WHAT YOU SHOULD DO
Where a line below holds the string "heterogênea", copy that line.
— start of PROVIDED RECORDS —
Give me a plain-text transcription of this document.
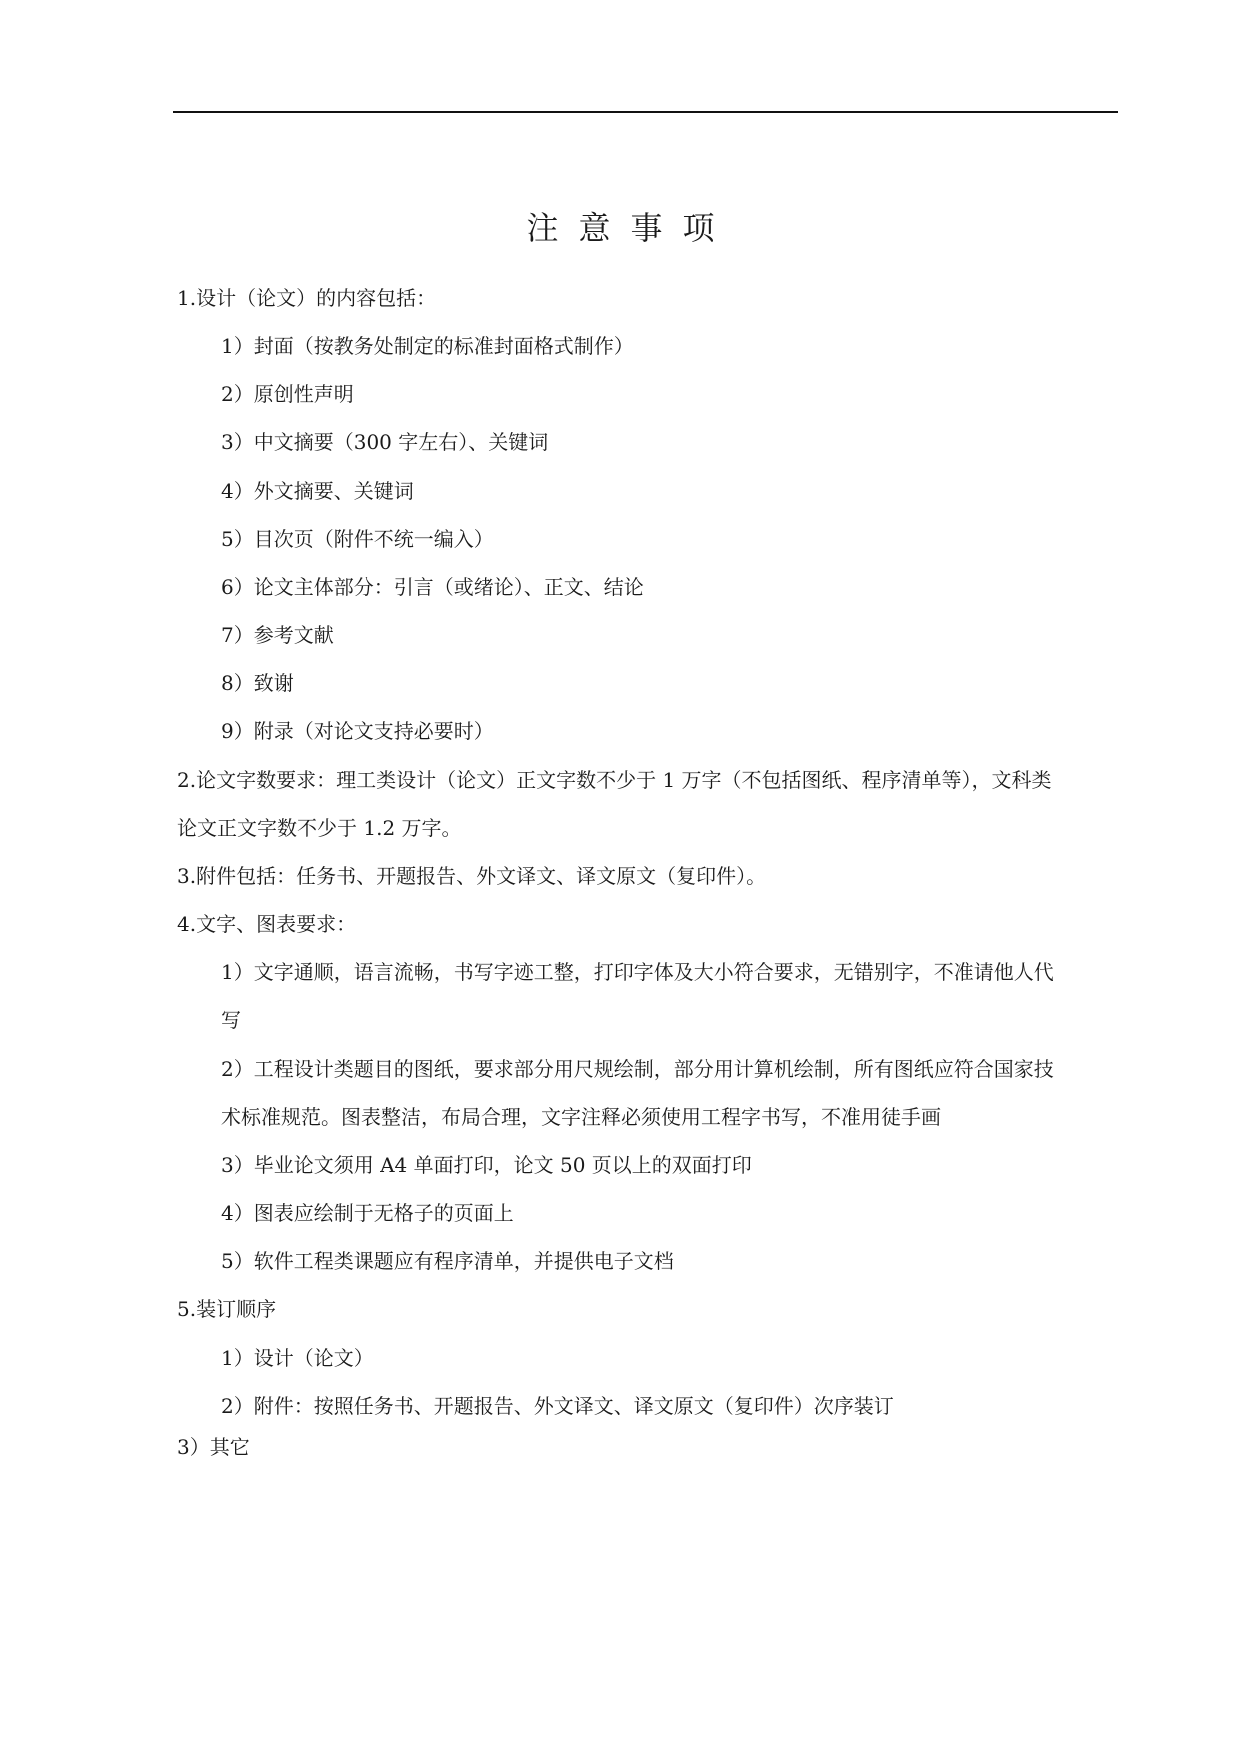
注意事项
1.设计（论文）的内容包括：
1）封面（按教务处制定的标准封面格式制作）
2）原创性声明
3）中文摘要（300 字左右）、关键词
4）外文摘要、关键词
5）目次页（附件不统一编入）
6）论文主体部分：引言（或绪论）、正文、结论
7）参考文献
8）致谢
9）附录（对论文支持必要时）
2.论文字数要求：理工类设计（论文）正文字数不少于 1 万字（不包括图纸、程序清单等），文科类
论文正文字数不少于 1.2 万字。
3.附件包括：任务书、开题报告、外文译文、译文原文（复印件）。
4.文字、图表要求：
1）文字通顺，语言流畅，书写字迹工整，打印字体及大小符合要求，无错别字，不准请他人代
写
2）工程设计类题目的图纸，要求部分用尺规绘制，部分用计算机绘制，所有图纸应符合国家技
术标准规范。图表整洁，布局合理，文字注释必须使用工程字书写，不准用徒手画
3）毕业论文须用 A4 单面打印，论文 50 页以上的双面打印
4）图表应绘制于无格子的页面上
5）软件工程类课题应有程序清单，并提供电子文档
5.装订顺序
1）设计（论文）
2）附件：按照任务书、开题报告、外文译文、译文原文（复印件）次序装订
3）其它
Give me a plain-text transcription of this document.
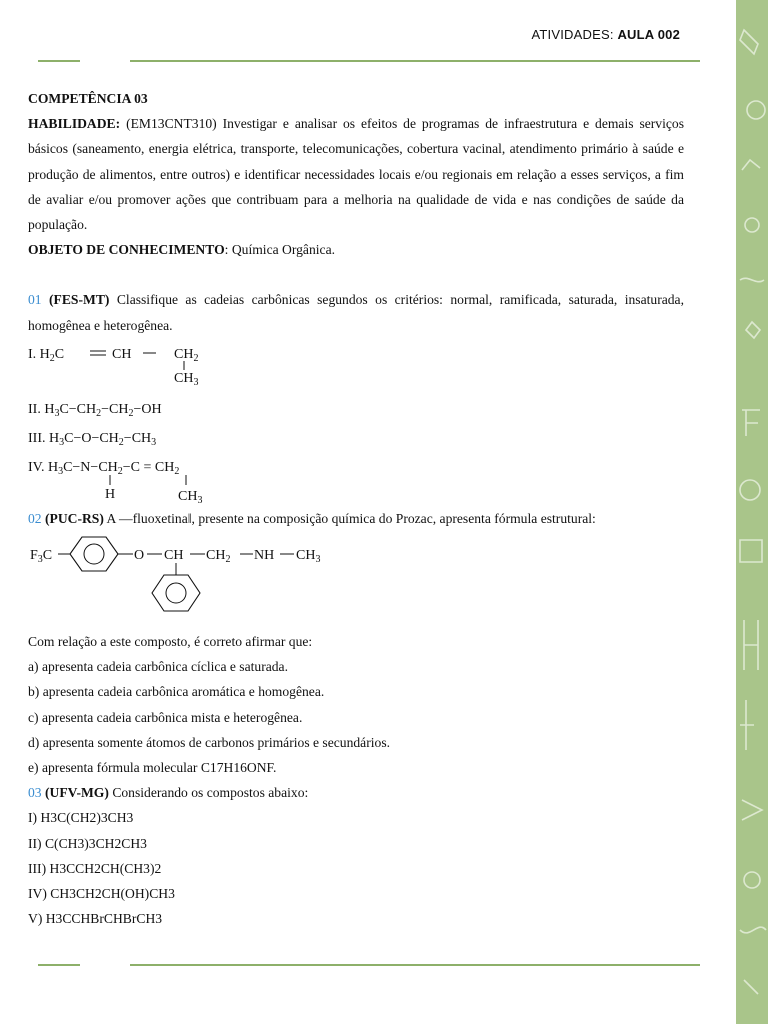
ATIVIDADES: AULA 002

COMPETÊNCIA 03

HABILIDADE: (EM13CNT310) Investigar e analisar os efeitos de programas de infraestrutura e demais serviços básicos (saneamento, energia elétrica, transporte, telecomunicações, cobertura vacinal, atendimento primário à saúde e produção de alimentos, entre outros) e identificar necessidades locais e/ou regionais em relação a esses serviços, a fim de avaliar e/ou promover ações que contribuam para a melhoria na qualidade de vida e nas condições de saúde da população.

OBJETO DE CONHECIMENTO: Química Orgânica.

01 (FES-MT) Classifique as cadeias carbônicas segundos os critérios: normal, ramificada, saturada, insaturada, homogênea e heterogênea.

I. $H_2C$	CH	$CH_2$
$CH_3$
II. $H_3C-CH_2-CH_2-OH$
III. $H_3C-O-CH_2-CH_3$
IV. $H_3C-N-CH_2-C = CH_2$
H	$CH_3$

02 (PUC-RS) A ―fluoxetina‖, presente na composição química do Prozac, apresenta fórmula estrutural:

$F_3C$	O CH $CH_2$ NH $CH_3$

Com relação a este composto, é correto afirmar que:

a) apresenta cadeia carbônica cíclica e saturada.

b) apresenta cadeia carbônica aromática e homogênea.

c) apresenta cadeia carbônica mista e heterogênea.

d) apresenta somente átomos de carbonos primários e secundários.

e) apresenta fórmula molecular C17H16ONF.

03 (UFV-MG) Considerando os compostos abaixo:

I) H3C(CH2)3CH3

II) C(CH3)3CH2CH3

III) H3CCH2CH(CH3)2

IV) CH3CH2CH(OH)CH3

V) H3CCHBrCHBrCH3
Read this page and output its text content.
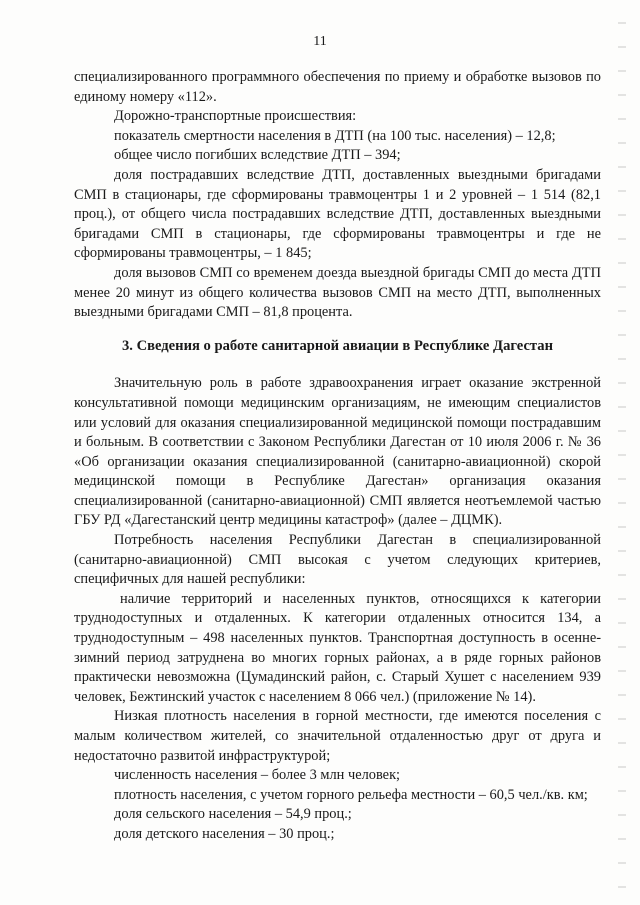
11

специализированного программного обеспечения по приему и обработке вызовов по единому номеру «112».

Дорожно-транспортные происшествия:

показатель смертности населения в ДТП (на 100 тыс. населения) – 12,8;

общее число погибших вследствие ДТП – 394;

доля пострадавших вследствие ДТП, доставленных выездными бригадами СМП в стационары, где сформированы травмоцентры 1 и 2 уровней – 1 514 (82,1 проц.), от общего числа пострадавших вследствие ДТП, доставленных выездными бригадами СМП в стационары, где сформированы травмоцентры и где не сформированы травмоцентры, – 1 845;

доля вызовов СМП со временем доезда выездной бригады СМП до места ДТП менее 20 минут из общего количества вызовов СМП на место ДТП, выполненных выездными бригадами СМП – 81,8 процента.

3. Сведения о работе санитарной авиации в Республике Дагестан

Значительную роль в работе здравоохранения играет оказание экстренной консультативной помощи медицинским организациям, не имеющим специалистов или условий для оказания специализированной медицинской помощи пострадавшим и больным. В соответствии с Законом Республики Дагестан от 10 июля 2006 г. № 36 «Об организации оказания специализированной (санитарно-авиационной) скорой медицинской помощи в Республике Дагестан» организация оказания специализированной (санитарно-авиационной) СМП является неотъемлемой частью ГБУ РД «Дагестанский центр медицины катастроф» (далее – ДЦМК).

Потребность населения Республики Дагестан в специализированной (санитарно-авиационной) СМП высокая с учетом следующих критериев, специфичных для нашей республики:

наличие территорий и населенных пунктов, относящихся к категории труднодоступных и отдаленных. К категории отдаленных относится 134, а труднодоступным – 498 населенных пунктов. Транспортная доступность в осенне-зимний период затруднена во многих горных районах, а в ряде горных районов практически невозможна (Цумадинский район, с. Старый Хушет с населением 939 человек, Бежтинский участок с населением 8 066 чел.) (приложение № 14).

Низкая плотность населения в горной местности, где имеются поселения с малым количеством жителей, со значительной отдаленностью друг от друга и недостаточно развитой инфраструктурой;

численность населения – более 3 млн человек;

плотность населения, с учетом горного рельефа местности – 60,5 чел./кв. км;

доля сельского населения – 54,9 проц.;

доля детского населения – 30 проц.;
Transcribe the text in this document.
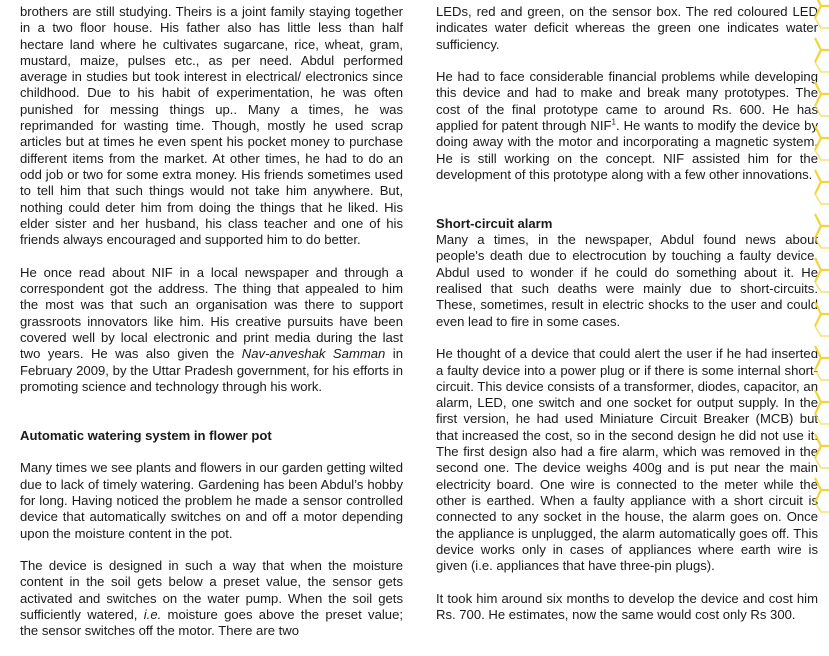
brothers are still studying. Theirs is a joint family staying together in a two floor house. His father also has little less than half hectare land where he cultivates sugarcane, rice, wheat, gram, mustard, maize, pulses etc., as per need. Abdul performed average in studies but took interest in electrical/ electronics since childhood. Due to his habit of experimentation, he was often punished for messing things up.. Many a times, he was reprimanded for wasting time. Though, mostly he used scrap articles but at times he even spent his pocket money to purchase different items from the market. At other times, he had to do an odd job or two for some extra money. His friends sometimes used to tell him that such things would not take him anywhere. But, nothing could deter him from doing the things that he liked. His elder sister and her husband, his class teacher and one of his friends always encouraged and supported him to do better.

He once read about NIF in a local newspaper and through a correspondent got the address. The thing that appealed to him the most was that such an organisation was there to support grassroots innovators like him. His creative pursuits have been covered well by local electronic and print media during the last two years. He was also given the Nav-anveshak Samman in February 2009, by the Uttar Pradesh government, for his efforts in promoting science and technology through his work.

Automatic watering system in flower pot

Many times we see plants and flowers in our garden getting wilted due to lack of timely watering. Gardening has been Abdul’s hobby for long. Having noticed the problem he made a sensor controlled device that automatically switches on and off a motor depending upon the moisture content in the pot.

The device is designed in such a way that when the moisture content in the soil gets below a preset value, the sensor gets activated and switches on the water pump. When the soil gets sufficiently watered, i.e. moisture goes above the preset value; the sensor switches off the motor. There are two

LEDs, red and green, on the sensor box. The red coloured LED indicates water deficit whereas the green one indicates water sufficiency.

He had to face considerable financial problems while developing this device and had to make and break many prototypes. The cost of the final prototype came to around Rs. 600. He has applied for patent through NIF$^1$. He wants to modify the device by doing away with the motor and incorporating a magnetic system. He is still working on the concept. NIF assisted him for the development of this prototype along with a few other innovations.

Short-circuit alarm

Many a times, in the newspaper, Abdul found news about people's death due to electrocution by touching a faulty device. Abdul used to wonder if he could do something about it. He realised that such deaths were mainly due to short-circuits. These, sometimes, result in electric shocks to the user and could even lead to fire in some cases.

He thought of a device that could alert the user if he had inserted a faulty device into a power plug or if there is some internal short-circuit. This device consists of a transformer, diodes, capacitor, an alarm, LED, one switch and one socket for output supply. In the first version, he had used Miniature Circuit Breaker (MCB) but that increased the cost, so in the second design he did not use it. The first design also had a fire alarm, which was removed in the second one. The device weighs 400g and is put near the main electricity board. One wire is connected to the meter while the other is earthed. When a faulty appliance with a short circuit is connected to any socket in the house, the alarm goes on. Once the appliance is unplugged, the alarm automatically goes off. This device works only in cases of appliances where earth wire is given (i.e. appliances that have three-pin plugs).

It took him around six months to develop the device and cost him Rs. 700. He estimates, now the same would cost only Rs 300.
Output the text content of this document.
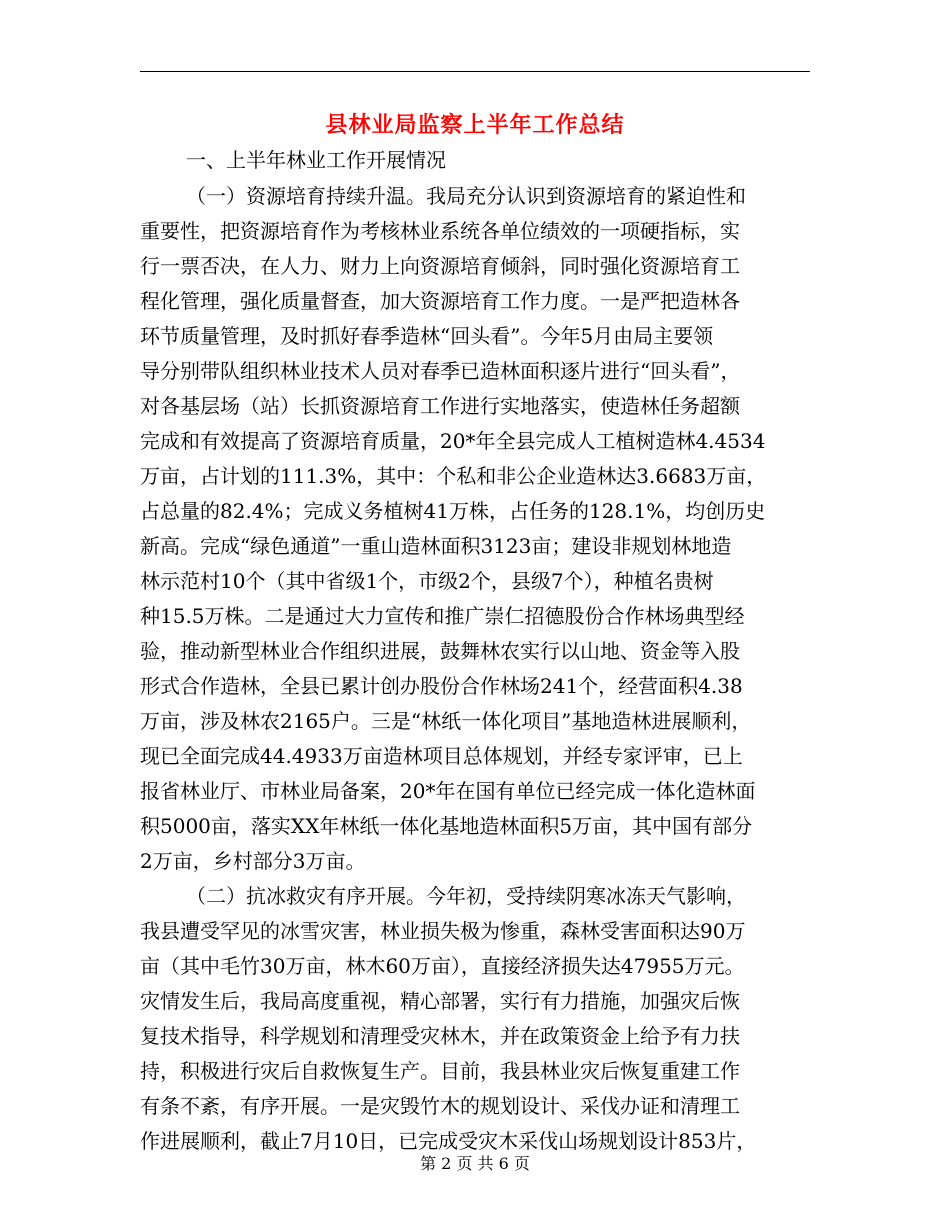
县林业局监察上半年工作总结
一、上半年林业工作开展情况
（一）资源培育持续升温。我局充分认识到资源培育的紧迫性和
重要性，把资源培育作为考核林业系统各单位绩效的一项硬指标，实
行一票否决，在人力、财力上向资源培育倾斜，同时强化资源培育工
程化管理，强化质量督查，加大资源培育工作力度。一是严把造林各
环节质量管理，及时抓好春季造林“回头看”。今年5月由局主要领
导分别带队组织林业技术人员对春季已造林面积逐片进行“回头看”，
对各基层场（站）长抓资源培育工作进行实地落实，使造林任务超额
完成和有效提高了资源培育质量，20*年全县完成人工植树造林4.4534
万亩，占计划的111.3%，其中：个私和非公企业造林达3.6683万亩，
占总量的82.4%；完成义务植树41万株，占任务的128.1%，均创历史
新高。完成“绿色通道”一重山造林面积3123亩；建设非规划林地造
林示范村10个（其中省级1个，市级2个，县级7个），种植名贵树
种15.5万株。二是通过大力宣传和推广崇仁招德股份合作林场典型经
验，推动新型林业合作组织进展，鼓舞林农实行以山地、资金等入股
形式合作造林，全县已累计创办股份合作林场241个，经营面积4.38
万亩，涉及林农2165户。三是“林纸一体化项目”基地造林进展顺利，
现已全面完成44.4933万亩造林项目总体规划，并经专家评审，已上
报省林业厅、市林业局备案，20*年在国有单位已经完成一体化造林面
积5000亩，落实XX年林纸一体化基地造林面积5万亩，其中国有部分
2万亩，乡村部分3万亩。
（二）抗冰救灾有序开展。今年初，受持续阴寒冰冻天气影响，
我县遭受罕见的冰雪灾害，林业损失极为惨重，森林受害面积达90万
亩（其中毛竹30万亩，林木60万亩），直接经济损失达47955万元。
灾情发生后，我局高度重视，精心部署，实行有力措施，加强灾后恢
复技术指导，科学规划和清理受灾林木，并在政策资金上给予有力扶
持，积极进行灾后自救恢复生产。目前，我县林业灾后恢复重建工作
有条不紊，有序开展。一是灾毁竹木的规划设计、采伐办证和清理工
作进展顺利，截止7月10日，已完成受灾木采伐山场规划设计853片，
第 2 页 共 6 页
— end of PROVIDED RECORDS —
SOLUTION
01 (FES-MT) Classifique as cadeias carbônicas segundos os critérios: normal, ramificada, saturada, insaturada, homogênea e heterogênea.
c) apresenta cadeia carbônica mista e heterogênea.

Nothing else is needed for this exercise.